What is required: Restate each line word for word. Leave out every picture.

** Start of Records to use **

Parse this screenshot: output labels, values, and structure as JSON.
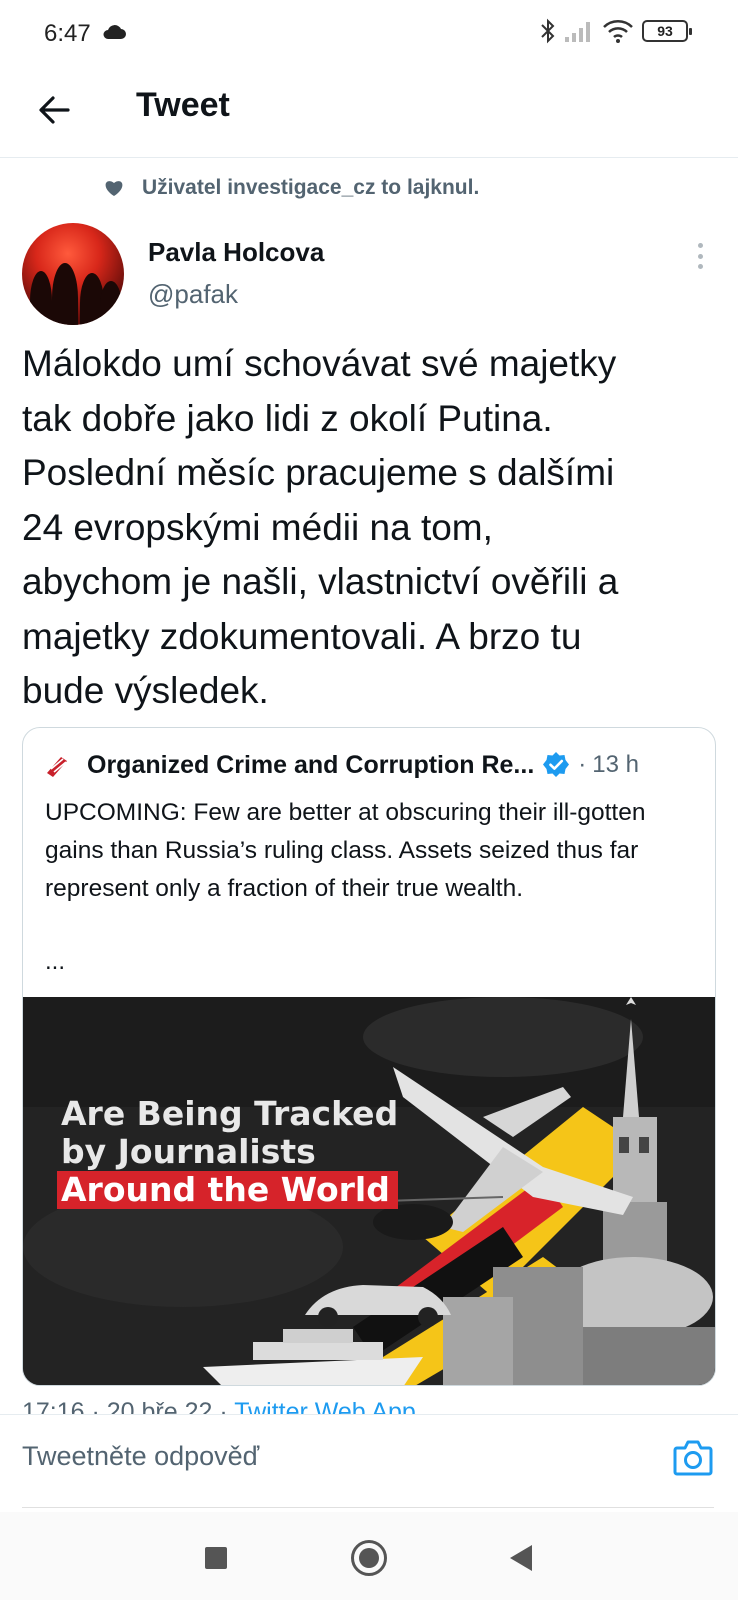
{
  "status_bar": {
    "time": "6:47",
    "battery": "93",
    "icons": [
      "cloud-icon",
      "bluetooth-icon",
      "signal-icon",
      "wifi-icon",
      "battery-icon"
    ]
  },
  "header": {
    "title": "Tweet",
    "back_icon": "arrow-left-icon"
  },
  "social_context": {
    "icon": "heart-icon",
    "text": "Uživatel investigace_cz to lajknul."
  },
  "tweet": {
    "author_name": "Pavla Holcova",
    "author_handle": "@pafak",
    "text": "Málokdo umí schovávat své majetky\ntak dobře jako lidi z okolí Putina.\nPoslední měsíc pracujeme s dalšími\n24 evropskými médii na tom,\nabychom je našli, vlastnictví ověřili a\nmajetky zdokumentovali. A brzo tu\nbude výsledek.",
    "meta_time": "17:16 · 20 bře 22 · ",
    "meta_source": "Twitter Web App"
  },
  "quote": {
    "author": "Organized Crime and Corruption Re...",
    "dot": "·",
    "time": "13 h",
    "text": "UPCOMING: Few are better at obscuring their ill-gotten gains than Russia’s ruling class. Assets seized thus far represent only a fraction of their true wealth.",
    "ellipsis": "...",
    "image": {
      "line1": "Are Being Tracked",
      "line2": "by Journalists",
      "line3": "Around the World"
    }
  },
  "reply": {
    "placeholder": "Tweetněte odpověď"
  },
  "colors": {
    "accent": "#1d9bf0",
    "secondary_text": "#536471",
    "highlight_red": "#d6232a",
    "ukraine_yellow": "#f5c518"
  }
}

** End of Records to use **

Full solution:
Parse this screenshot: output labels, values, and structure as JSON.
{
  "status_bar": {
    "time": "6:47",
    "battery": "93",
    "icons": [
      "cloud-icon",
      "bluetooth-icon",
      "signal-icon",
      "wifi-icon",
      "battery-icon"
    ]
  },
  "header": {
    "title": "Tweet",
    "back_icon": "arrow-left-icon"
  },
  "social_context": {
    "icon": "heart-icon",
    "text": "Uživatel investigace_cz to lajknul."
  },
  "tweet": {
    "author_name": "Pavla Holcova",
    "author_handle": "@pafak",
    "text": "Málokdo umí schovávat své majetky\ntak dobře jako lidi z okolí Putina.\nPoslední měsíc pracujeme s dalšími\n24 evropskými médii na tom,\nabychom je našli, vlastnictví ověřili a\nmajetky zdokumentovali. A brzo tu\nbude výsledek.",
    "meta_time": "17:16 · 20 bře 22 · ",
    "meta_source": "Twitter Web App"
  },
  "quote": {
    "author": "Organized Crime and Corruption Re...",
    "dot": "·",
    "time": "13 h",
    "text": "UPCOMING: Few are better at obscuring their ill-gotten gains than Russia’s ruling class. Assets seized thus far represent only a fraction of their true wealth.",
    "ellipsis": "...",
    "image": {
      "line1": "Are Being Tracked",
      "line2": "by Journalists",
      "line3": "Around the World"
    }
  },
  "reply": {
    "placeholder": "Tweetněte odpověď"
  },
  "colors": {
    "accent": "#1d9bf0",
    "secondary_text": "#536471",
    "highlight_red": "#d6232a",
    "ukraine_yellow": "#f5c518"
  }
}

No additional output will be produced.